> EXTRACTED MATERIAL
● ● ●

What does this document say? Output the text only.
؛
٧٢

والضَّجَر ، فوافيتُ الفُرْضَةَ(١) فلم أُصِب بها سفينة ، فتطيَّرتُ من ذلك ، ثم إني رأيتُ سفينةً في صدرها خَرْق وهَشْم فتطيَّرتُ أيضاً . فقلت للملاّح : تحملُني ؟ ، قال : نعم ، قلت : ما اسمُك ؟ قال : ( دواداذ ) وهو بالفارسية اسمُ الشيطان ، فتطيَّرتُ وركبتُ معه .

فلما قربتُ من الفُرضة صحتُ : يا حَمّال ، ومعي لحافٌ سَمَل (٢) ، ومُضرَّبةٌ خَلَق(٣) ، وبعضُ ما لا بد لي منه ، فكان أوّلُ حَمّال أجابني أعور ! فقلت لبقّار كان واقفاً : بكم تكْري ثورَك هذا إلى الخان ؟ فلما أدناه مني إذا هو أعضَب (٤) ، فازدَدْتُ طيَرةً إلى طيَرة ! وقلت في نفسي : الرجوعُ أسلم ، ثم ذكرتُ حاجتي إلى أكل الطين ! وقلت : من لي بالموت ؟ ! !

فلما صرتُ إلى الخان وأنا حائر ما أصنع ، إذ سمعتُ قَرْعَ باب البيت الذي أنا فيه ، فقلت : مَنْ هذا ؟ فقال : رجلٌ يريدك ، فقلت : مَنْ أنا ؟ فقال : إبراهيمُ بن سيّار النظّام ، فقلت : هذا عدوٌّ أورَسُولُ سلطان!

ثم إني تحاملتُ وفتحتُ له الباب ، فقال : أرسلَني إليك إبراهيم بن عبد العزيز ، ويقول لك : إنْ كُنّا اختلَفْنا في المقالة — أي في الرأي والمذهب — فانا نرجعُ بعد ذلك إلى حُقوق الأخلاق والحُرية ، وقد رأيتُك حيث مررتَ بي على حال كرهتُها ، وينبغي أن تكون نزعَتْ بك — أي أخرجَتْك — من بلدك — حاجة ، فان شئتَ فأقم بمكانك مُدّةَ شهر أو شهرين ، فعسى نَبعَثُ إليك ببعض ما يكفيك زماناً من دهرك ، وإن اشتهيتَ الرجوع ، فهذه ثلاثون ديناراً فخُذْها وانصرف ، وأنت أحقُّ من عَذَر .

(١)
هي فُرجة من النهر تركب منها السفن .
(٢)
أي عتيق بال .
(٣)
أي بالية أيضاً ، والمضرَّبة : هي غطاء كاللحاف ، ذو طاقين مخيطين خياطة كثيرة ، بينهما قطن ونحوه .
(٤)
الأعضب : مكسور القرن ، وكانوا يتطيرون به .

● ● ●

> DIRECTIONS FOR THIS TASK
Write down every line of the data above that includes the string "الرجوع".

> RESPONSE TO THIS EXERCISE
فلما قربتُ من الفُرضة صحتُ : يا حَمّال ، ومعي لحافٌ سَمَل (٢) ، ومُضرَّبةٌ خَلَق(٣) ، وبعضُ ما لا بد لي منه ، فكان أوّلُ حَمّال أجابني أعور ! فقلت لبقّار كان واقفاً : بكم تكْري ثورَك هذا إلى الخان ؟ فلما أدناه مني إذا هو أعضَب (٤) ، فازدَدْتُ طيَرةً إلى طيَرة ! وقلت في نفسي : الرجوعُ أسلم ، ثم ذكرتُ حاجتي إلى أكل الطين ! وقلت : من لي بالموت ؟ ! !
ثم إني تحاملتُ وفتحتُ له الباب ، فقال : أرسلَني إليك إبراهيم بن عبد العزيز ، ويقول لك : إنْ كُنّا اختلَفْنا في المقالة — أي في الرأي والمذهب — فانا نرجعُ بعد ذلك إلى حُقوق الأخلاق والحُرية ، وقد رأيتُك حيث مررتَ بي على حال كرهتُها ، وينبغي أن تكون نزعَتْ بك — أي أخرجَتْك — من بلدك — حاجة ، فان شئتَ فأقم بمكانك مُدّةَ شهر أو شهرين ، فعسى نَبعَثُ إليك ببعض ما يكفيك زماناً من دهرك ، وإن اشتهيتَ الرجوع ، فهذه ثلاثون ديناراً فخُذْها وانصرف ، وأنت أحقُّ من عَذَر .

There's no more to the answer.